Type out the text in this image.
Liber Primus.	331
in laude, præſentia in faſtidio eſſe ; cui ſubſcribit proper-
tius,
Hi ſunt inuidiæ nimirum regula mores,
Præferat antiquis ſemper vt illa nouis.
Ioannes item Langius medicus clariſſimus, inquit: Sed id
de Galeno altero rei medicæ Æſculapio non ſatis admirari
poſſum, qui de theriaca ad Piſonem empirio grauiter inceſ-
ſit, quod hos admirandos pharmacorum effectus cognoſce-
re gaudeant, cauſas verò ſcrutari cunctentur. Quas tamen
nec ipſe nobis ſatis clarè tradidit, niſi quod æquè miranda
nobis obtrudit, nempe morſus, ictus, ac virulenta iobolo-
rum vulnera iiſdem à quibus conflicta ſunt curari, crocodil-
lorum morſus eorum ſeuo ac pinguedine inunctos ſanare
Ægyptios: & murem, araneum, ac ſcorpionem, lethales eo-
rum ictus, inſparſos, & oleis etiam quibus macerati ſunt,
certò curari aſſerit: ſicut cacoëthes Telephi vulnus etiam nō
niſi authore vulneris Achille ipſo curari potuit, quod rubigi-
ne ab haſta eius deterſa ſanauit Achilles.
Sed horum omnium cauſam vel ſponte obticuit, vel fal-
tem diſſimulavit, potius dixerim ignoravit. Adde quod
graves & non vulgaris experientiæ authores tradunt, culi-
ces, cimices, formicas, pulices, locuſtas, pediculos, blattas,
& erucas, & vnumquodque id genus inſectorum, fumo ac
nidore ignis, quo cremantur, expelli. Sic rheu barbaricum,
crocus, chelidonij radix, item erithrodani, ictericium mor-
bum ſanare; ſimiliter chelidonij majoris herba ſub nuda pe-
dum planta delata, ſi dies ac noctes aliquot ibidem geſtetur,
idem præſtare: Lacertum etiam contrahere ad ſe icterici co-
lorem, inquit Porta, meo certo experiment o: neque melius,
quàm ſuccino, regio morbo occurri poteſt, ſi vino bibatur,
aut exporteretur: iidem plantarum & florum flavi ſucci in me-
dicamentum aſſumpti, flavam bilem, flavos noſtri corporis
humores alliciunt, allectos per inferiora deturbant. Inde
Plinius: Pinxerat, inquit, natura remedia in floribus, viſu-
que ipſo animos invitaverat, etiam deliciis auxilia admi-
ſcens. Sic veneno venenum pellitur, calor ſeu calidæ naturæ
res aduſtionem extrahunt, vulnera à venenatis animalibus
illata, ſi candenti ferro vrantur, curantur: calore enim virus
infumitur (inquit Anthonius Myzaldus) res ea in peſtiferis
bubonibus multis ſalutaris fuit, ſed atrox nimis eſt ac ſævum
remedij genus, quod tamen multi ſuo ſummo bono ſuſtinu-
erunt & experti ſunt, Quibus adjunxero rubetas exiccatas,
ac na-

§ §

**Task objective**. With every line intact, print the records above again.

**The completed task**.
Type out the text in this image.
Liber Primus.	331
in laude, præſentia in faſtidio eſſe ; cui ſubſcribit proper-
tius,
Hi ſunt inuidiæ nimirum regula mores,
Præferat antiquis ſemper vt illa nouis.
Ioannes item Langius medicus clariſſimus, inquit: Sed id
de Galeno altero rei medicæ Æſculapio non ſatis admirari
poſſum, qui de theriaca ad Piſonem empirio grauiter inceſ-
ſit, quod hos admirandos pharmacorum effectus cognoſce-
re gaudeant, cauſas verò ſcrutari cunctentur. Quas tamen
nec ipſe nobis ſatis clarè tradidit, niſi quod æquè miranda
nobis obtrudit, nempe morſus, ictus, ac virulenta iobolo-
rum vulnera iiſdem à quibus conflicta ſunt curari, crocodil-
lorum morſus eorum ſeuo ac pinguedine inunctos ſanare
Ægyptios: & murem, araneum, ac ſcorpionem, lethales eo-
rum ictus, inſparſos, & oleis etiam quibus macerati ſunt,
certò curari aſſerit: ſicut cacoëthes Telephi vulnus etiam nō
niſi authore vulneris Achille ipſo curari potuit, quod rubigi-
ne ab haſta eius deterſa ſanauit Achilles.
Sed horum omnium cauſam vel ſponte obticuit, vel fal-
tem diſſimulavit, potius dixerim ignoravit. Adde quod
graves & non vulgaris experientiæ authores tradunt, culi-
ces, cimices, formicas, pulices, locuſtas, pediculos, blattas,
& erucas, & vnumquodque id genus inſectorum, fumo ac
nidore ignis, quo cremantur, expelli. Sic rheu barbaricum,
crocus, chelidonij radix, item erithrodani, ictericium mor-
bum ſanare; ſimiliter chelidonij majoris herba ſub nuda pe-
dum planta delata, ſi dies ac noctes aliquot ibidem geſtetur,
idem præſtare: Lacertum etiam contrahere ad ſe icterici co-
lorem, inquit Porta, meo certo experiment o: neque melius,
quàm ſuccino, regio morbo occurri poteſt, ſi vino bibatur,
aut exporteretur: iidem plantarum & florum flavi ſucci in me-
dicamentum aſſumpti, flavam bilem, flavos noſtri corporis
humores alliciunt, allectos per inferiora deturbant. Inde
Plinius: Pinxerat, inquit, natura remedia in floribus, viſu-
que ipſo animos invitaverat, etiam deliciis auxilia admi-
ſcens. Sic veneno venenum pellitur, calor ſeu calidæ naturæ
res aduſtionem extrahunt, vulnera à venenatis animalibus
illata, ſi candenti ferro vrantur, curantur: calore enim virus
infumitur (inquit Anthonius Myzaldus) res ea in peſtiferis
bubonibus multis ſalutaris fuit, ſed atrox nimis eſt ac ſævum
remedij genus, quod tamen multi ſuo ſummo bono ſuſtinu-
erunt & experti ſunt, Quibus adjunxero rubetas exiccatas,
ac na-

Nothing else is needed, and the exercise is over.